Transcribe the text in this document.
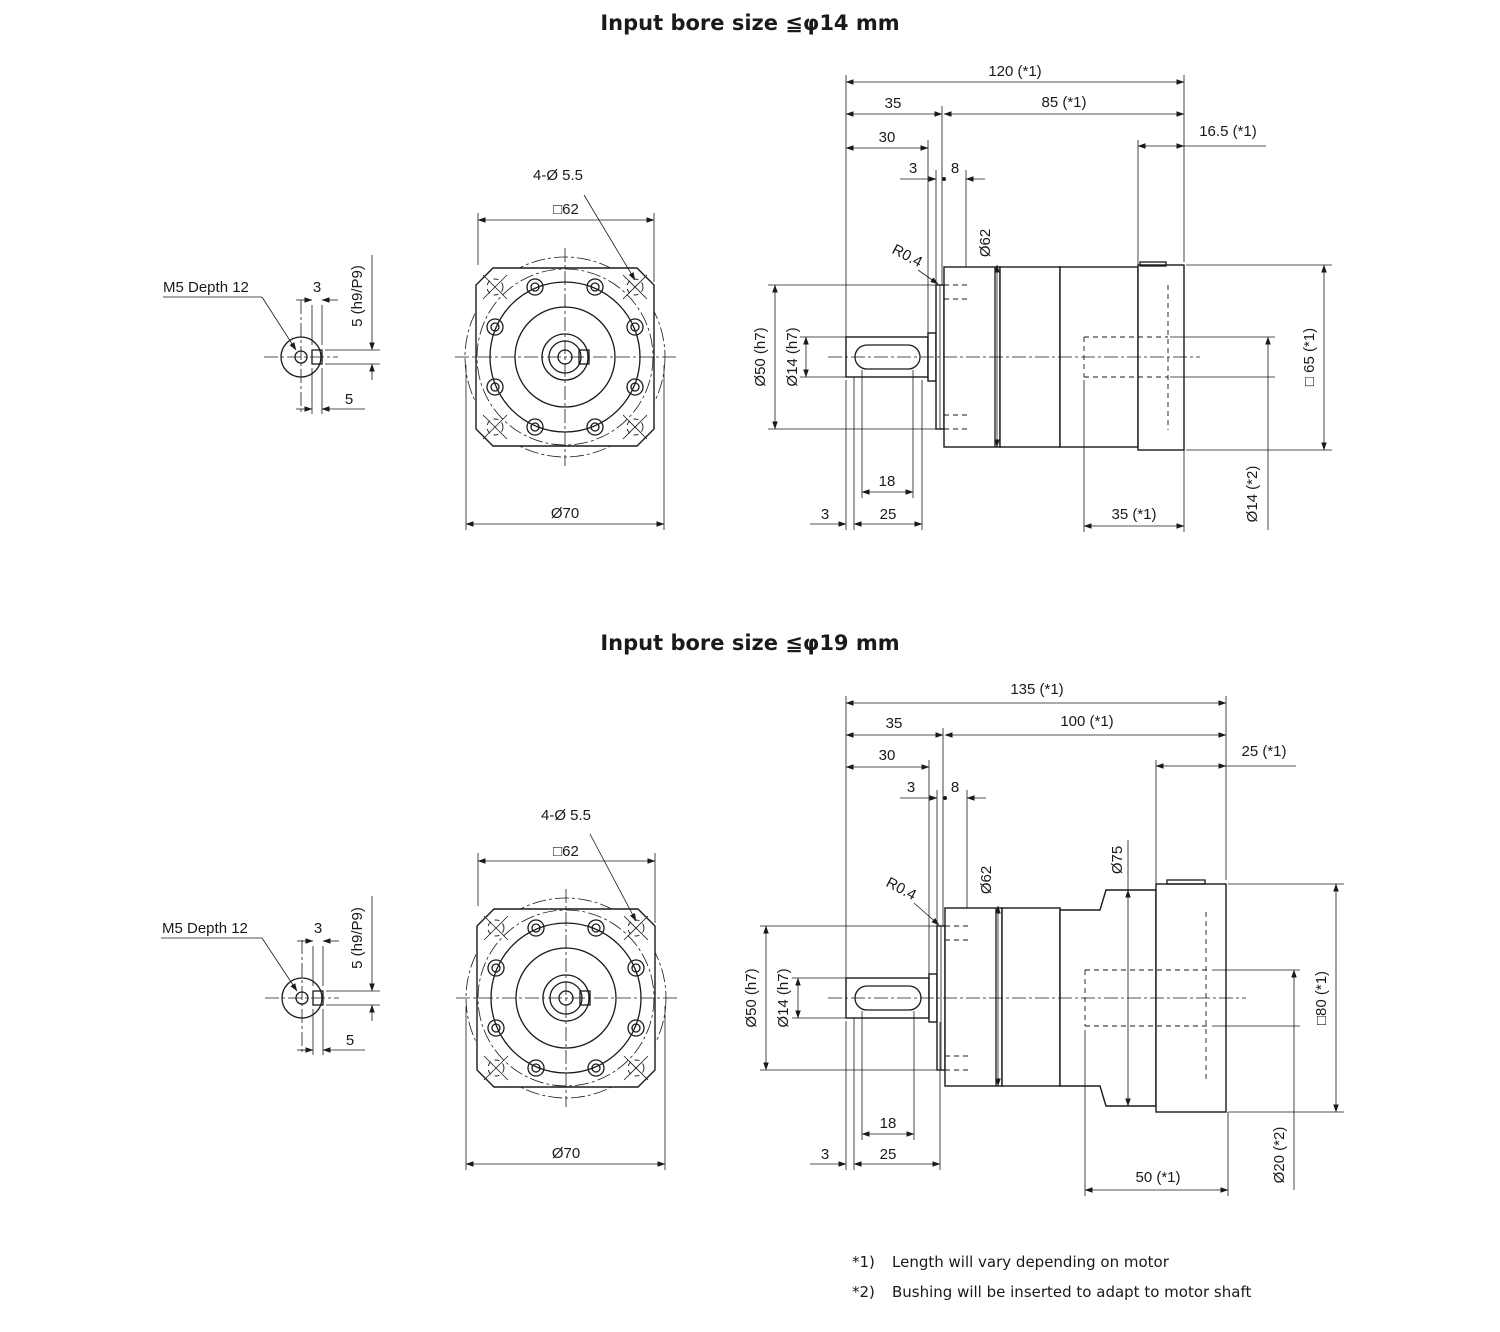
Input bore size ≦φ14 mm
M5 Depth 12	3 5 (h9/P9)
5
4-Ø 5.5
□62
Ø70
120 (*1)
35	85 (*1)
30	16.5 (*1)
3 8
R0.4	Ø62
Ø50 (h7) Ø14 (h7)
18
3	25	35 (*1)
□ 65 (*1)
Ø14 (*2)
Input bore size ≦φ19 mm
M5 Depth 12	3 5 (h9/P9)
5
4-Ø 5.5
□62
Ø70
135 (*1)
35	100 (*1)
30	25 (*1)
3 8
R0.4	Ø62
Ø75
Ø50 (h7) Ø14 (h7)
18
3	25
50 (*1)
□80 (*1)
Ø20 (*2)
*1) Length will vary depending on motor
*2) Bushing will be inserted to adapt to motor shaft
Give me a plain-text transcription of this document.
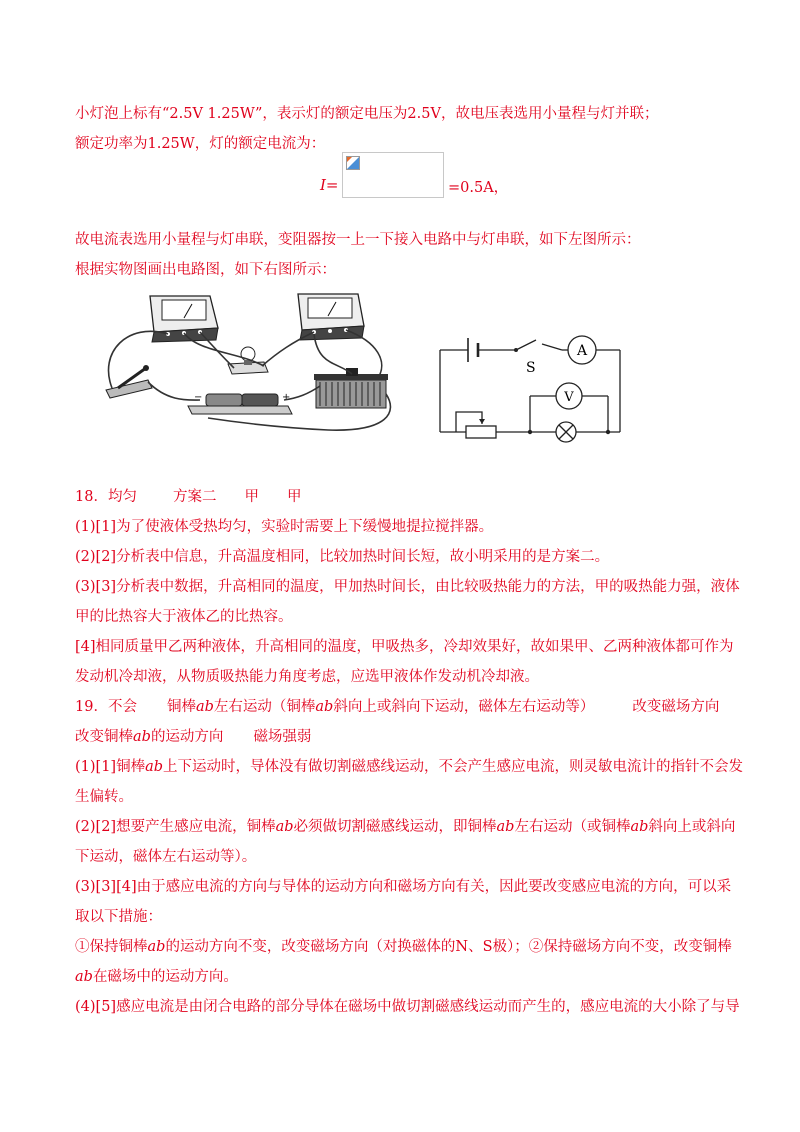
小灯泡上标有“2.5V 1.25W”，表示灯的额定电压为2.5V，故电压表选用小量程与灯并联；
额定功率为1.25W，灯的额定电流为：
I=	=0.5A，
故电流表选用小量程与灯串联，变阻器按一上一下接入电路中与灯串联，如下左图所示：
根据实物图画出电路图，如下右图所示：
−	+
A
V
S
18．均匀 方案二 甲 甲
(1)[1]为了使液体受热均匀，实验时需要上下缓慢地提拉搅拌器。
(2)[2]分析表中信息，升高温度相同，比较加热时间长短，故小明采用的是方案二。
(3)[3]分析表中数据，升高相同的温度，甲加热时间长，由比较吸热能力的方法，甲的吸热能力强，液体
甲的比热容大于液体乙的比热容。
[4]相同质量甲乙两种液体，升高相同的温度，甲吸热多，冷却效果好，故如果甲、乙两种液体都可作为
发动机冷却液，从物质吸热能力角度考虑，应选甲液体作发动机冷却液。
19．不会 铜棒ab左右运动（铜棒ab斜向上或斜向下运动，磁体左右运动等）	改变磁场方向
改变铜棒ab的运动方向 磁场强弱
(1)[1]铜棒ab上下运动时，导体没有做切割磁感线运动，不会产生感应电流，则灵敏电流计的指针不会发
生偏转。
(2)[2]想要产生感应电流，铜棒ab必须做切割磁感线运动，即铜棒ab左右运动（或铜棒ab斜向上或斜向
下运动，磁体左右运动等）。
(3)[3][4]由于感应电流的方向与导体的运动方向和磁场方向有关，因此要改变感应电流的方向，可以采
取以下措施：
①保持铜棒ab的运动方向不变，改变磁场方向（对换磁体的N、S极）；②保持磁场方向不变，改变铜棒
ab在磁场中的运动方向。
(4)[5]感应电流是由闭合电路的部分导体在磁场中做切割磁感线运动而产生的，感应电流的大小除了与导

# # # #

## Problem to work on
Identify and extract each line of the listing that contains "will".

## Written response
*1) Length will vary depending on motor
*2) Bushing will be inserted to adapt to motor shaft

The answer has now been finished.